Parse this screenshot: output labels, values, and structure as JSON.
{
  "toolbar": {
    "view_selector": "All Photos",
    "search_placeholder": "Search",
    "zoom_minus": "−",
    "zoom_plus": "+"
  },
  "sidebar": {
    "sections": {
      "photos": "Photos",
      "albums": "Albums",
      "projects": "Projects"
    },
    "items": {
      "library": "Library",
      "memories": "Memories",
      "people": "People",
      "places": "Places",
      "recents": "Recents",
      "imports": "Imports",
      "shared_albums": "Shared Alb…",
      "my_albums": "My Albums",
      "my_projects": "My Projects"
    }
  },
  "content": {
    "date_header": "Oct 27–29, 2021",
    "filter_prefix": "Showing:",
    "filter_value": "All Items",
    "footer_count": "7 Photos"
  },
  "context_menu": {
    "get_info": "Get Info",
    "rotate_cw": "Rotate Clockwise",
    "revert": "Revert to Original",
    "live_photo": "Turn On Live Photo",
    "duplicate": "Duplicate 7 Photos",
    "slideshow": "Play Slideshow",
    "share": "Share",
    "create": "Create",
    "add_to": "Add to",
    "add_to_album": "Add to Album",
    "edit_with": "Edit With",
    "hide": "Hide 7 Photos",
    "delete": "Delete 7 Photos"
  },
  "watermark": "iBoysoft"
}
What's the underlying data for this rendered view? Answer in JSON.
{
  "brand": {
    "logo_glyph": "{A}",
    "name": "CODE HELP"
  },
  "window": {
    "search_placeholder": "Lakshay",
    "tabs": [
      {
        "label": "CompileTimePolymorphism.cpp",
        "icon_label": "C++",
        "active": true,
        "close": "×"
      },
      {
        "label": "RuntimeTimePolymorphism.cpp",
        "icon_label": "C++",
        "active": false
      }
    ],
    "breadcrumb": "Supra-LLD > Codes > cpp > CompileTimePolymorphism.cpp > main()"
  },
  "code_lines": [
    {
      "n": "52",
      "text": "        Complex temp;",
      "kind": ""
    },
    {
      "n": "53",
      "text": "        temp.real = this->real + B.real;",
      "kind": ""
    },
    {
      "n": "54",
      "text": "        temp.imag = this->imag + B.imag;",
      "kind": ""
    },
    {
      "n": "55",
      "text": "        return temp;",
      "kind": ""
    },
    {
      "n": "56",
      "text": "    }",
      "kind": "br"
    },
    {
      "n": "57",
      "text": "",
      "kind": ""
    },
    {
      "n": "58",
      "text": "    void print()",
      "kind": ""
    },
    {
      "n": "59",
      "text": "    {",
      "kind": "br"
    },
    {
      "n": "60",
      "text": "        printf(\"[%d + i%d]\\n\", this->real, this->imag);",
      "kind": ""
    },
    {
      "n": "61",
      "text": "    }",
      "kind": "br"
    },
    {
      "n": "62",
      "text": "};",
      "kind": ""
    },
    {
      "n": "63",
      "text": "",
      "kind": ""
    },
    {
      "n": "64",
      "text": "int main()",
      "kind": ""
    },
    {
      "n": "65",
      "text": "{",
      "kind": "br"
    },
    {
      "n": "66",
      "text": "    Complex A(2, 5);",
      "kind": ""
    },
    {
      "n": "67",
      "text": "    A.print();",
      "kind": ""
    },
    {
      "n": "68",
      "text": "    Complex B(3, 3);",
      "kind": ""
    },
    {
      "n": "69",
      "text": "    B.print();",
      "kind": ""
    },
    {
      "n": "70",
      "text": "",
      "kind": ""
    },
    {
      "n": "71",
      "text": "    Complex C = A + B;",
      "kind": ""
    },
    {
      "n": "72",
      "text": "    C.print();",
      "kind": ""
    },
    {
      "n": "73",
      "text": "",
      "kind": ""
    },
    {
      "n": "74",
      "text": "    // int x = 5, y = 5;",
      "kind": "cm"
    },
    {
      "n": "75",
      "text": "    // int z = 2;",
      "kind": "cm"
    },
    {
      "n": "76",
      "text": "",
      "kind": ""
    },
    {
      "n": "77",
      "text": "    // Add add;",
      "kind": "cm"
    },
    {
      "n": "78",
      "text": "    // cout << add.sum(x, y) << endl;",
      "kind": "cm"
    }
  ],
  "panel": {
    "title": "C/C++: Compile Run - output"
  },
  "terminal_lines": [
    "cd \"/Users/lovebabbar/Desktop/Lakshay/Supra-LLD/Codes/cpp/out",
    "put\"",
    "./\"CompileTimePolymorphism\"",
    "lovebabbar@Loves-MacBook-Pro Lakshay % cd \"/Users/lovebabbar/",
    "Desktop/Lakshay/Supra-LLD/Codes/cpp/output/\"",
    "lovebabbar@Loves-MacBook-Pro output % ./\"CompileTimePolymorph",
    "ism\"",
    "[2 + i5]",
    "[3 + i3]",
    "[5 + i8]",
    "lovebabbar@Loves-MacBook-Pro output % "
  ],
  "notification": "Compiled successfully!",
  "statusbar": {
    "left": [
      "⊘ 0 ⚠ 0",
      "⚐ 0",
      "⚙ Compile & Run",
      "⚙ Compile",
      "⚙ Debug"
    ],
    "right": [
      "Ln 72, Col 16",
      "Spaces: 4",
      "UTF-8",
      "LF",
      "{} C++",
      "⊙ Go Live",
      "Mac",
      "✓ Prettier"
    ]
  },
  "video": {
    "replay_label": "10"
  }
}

- _Given problem_
Filter the entries down to the lines with the word "Desktop" in them.

- _Correct output_
    "cd \"/Users/lovebabbar/Desktop/Lakshay/Supra-LLD/Codes/cpp/out",
    "Desktop/Lakshay/Supra-LLD/Codes/cpp/output/\"",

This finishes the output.